* [Exercise details]
The data below must be copied in full and without any change.

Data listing
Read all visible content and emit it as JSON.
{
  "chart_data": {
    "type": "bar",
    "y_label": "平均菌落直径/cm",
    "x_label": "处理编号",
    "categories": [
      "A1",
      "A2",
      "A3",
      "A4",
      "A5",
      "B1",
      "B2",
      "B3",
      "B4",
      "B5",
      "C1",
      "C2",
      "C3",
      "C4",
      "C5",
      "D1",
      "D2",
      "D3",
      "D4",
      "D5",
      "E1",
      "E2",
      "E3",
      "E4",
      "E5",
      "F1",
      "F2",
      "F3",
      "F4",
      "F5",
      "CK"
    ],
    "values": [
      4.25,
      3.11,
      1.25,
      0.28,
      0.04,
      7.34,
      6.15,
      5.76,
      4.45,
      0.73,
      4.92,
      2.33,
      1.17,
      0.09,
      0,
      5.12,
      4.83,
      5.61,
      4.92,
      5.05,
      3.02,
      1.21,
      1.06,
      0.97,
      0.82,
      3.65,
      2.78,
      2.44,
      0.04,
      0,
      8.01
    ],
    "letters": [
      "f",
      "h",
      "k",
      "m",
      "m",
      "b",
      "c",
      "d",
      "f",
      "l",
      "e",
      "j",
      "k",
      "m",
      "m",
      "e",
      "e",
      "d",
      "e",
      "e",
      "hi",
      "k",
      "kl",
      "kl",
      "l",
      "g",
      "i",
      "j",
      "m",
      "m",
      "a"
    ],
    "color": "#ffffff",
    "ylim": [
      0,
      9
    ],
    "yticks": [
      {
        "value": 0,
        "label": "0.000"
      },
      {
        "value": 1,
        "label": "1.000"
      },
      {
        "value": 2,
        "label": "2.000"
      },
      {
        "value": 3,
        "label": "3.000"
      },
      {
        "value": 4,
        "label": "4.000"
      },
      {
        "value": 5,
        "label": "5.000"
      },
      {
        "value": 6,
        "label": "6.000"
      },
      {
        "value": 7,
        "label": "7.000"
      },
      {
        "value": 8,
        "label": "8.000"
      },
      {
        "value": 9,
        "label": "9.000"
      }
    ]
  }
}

* [Task solution]
Read all visible content and emit it as JSON.
{
  "chart_data": {
    "type": "bar",
    "y_label": "平均菌落直径/cm",
    "x_label": "处理编号",
    "categories": [
      "A1",
      "A2",
      "A3",
      "A4",
      "A5",
      "B1",
      "B2",
      "B3",
      "B4",
      "B5",
      "C1",
      "C2",
      "C3",
      "C4",
      "C5",
      "D1",
      "D2",
      "D3",
      "D4",
      "D5",
      "E1",
      "E2",
      "E3",
      "E4",
      "E5",
      "F1",
      "F2",
      "F3",
      "F4",
      "F5",
      "CK"
    ],
    "values": [
      4.25,
      3.11,
      1.25,
      0.28,
      0.04,
      7.34,
      6.15,
      5.76,
      4.45,
      0.73,
      4.92,
      2.33,
      1.17,
      0.09,
      0,
      5.12,
      4.83,
      5.61,
      4.92,
      5.05,
      3.02,
      1.21,
      1.06,
      0.97,
      0.82,
      3.65,
      2.78,
      2.44,
      0.04,
      0,
      8.01
    ],
    "letters": [
      "f",
      "h",
      "k",
      "m",
      "m",
      "b",
      "c",
      "d",
      "f",
      "l",
      "e",
      "j",
      "k",
      "m",
      "m",
      "e",
      "e",
      "d",
      "e",
      "e",
      "hi",
      "k",
      "kl",
      "kl",
      "l",
      "g",
      "i",
      "j",
      "m",
      "m",
      "a"
    ],
    "color": "#ffffff",
    "ylim": [
      0,
      9
    ],
    "yticks": [
      {
        "value": 0,
        "label": "0.000"
      },
      {
        "value": 1,
        "label": "1.000"
      },
      {
        "value": 2,
        "label": "2.000"
      },
      {
        "value": 3,
        "label": "3.000"
      },
      {
        "value": 4,
        "label": "4.000"
      },
      {
        "value": 5,
        "label": "5.000"
      },
      {
        "value": 6,
        "label": "6.000"
      },
      {
        "value": 7,
        "label": "7.000"
      },
      {
        "value": 8,
        "label": "8.000"
      },
      {
        "value": 9,
        "label": "9.000"
      }
    ]
  }
}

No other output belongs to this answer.